Recast the listing into a JSON array of strings, one string per line with blank lines omitted, covering the part that opens with its first line and closes with the line containing "923, 150, 939]", both ends included.

** BEGIN **

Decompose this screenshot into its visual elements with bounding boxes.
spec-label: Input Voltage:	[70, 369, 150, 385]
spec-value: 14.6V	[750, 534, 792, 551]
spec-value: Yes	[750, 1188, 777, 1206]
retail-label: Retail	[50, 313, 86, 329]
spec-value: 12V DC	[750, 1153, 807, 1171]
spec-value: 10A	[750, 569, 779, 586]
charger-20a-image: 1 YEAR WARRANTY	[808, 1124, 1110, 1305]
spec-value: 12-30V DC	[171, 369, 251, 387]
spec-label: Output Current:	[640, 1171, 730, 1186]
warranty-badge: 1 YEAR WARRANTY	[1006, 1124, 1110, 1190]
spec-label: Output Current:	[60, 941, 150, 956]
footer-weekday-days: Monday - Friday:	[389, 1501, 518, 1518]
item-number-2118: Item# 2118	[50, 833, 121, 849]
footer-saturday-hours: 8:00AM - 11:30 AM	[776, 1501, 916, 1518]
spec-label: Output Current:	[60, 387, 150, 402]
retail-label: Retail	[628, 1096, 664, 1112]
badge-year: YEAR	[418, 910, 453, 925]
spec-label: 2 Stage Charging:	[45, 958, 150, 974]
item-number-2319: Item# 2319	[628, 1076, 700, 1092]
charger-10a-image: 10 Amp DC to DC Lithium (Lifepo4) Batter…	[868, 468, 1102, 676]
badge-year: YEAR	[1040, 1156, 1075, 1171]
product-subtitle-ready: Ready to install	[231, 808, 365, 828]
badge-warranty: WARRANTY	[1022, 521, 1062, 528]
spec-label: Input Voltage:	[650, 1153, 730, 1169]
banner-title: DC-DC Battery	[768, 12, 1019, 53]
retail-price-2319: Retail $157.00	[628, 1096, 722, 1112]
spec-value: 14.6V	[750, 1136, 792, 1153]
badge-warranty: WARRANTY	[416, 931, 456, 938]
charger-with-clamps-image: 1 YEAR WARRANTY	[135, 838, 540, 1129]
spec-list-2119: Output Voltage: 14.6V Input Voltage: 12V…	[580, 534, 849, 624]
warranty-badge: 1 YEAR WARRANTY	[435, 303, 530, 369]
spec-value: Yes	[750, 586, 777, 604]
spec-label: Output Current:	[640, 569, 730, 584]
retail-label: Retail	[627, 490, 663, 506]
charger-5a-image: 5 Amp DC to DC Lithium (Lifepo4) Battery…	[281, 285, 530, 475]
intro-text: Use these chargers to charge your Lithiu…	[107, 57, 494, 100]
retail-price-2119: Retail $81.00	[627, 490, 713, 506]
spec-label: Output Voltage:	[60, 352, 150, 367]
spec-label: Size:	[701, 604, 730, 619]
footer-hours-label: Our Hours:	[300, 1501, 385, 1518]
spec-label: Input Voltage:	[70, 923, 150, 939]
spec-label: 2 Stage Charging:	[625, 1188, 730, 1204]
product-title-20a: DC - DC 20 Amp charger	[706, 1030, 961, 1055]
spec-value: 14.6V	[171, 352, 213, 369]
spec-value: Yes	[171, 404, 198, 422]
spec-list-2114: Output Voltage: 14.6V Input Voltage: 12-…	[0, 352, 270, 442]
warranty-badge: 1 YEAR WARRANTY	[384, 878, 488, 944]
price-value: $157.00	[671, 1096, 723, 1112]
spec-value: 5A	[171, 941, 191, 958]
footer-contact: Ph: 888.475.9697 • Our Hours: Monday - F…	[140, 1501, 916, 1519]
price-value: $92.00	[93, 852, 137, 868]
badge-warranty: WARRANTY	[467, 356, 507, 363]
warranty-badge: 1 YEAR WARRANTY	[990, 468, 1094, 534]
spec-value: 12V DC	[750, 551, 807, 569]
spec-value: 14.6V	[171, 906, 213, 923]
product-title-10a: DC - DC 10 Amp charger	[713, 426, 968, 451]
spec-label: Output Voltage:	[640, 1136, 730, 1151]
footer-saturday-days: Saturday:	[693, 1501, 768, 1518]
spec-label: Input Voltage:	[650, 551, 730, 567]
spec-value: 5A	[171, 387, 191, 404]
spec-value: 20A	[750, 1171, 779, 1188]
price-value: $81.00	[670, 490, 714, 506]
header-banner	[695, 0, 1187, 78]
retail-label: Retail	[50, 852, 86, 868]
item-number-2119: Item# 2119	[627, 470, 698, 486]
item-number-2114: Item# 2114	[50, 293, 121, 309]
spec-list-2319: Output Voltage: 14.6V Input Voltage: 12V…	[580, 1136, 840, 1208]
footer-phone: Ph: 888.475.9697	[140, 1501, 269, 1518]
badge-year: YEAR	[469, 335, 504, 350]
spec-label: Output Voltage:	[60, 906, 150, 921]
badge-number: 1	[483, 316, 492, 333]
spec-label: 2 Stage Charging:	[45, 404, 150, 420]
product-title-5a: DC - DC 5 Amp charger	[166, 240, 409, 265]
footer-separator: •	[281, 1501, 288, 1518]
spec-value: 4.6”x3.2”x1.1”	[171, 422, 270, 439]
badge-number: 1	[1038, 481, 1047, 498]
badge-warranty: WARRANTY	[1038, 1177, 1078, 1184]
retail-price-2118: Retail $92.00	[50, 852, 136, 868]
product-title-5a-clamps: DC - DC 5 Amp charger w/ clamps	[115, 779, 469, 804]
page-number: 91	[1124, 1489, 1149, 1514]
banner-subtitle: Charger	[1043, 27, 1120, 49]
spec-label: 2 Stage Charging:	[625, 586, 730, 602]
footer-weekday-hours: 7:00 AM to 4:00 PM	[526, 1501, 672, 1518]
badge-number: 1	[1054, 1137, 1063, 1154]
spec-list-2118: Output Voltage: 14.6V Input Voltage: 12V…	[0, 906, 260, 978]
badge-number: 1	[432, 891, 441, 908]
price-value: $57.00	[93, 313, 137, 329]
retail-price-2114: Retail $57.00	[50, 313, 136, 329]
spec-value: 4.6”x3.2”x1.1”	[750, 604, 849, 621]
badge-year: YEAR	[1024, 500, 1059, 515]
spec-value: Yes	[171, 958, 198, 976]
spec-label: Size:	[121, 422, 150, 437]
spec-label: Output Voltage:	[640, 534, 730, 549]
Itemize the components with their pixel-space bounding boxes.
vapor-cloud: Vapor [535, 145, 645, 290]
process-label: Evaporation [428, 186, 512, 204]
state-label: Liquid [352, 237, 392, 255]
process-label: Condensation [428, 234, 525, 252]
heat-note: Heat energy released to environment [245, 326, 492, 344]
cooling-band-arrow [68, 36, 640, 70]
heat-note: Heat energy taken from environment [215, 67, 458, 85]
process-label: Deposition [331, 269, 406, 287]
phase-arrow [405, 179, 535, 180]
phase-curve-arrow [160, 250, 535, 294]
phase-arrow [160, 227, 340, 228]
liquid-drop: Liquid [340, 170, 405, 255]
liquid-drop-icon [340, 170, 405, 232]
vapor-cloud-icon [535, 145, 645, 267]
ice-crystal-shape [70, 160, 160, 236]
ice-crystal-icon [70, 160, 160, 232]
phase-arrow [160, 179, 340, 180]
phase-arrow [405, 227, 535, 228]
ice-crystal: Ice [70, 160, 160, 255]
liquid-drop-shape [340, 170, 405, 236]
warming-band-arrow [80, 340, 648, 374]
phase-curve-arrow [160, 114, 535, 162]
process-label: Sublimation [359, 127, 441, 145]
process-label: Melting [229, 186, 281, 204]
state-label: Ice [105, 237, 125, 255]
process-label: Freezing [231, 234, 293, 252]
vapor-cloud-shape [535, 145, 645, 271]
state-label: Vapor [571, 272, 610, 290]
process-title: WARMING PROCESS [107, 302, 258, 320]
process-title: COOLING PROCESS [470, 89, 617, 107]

** END **

» Final result:
[
  "Decompose this screenshot into its visual elements with bounding boxes.",
  "spec-label: Input Voltage:\t[70, 369, 150, 385]",
  "spec-value: 14.6V\t[750, 534, 792, 551]",
  "spec-value: Yes\t[750, 1188, 777, 1206]",
  "retail-label: Retail\t[50, 313, 86, 329]",
  "spec-value: 12V DC\t[750, 1153, 807, 1171]",
  "spec-value: 10A\t[750, 569, 779, 586]",
  "charger-20a-image: 1 YEAR WARRANTY\t[808, 1124, 1110, 1305]",
  "spec-value: 12-30V DC\t[171, 369, 251, 387]",
  "spec-label: Output Current:\t[640, 1171, 730, 1186]",
  "warranty-badge: 1 YEAR WARRANTY\t[1006, 1124, 1110, 1190]",
  "spec-label: Output Current:\t[60, 941, 150, 956]",
  "footer-weekday-days: Monday - Friday:\t[389, 1501, 518, 1518]",
  "item-number-2118: Item# 2118\t[50, 833, 121, 849]",
  "footer-saturday-hours: 8:00AM - 11:30 AM\t[776, 1501, 916, 1518]",
  "spec-label: Output Current:\t[60, 387, 150, 402]",
  "retail-label: Retail\t[628, 1096, 664, 1112]",
  "badge-year: YEAR\t[418, 910, 453, 925]",
  "spec-label: 2 Stage Charging:\t[45, 958, 150, 974]",
  "item-number-2319: Item# 2319\t[628, 1076, 700, 1092]",
  "charger-10a-image: 10 Amp DC to DC Lithium (Lifepo4) Batter…\t[868, 468, 1102, 676]",
  "badge-year: YEAR\t[1040, 1156, 1075, 1171]",
  "product-subtitle-ready: Ready to install\t[231, 808, 365, 828]",
  "badge-warranty: WARRANTY\t[1022, 521, 1062, 528]",
  "spec-label: Input Voltage:\t[650, 1153, 730, 1169]",
  "banner-title: DC-DC Battery\t[768, 12, 1019, 53]",
  "retail-price-2319: Retail $157.00\t[628, 1096, 722, 1112]",
  "spec-value: 14.6V\t[750, 1136, 792, 1153]",
  "badge-warranty: WARRANTY\t[416, 931, 456, 938]",
  "charger-with-clamps-image: 1 YEAR WARRANTY\t[135, 838, 540, 1129]",
  "spec-list-2119: Output Voltage: 14.6V Input Voltage: 12V…\t[580, 534, 849, 624]",
  "warranty-badge: 1 YEAR WARRANTY\t[435, 303, 530, 369]",
  "spec-value: Yes\t[750, 586, 777, 604]",
  "spec-label: Output Current:\t[640, 569, 730, 584]",
  "retail-label: Retail\t[627, 490, 663, 506]",
  "charger-5a-image: 5 Amp DC to DC Lithium (Lifepo4) Battery…\t[281, 285, 530, 475]",
  "intro-text: Use these chargers to charge your Lithiu…\t[107, 57, 494, 100]",
  "retail-price-2119: Retail $81.00\t[627, 490, 713, 506]",
  "spec-label: Output Voltage:\t[60, 352, 150, 367]",
  "spec-label: Size:\t[701, 604, 730, 619]",
  "footer-hours-label: Our Hours:\t[300, 1501, 385, 1518]",
  "spec-label: Input Voltage:\t[70, 923, 150, 939]"
]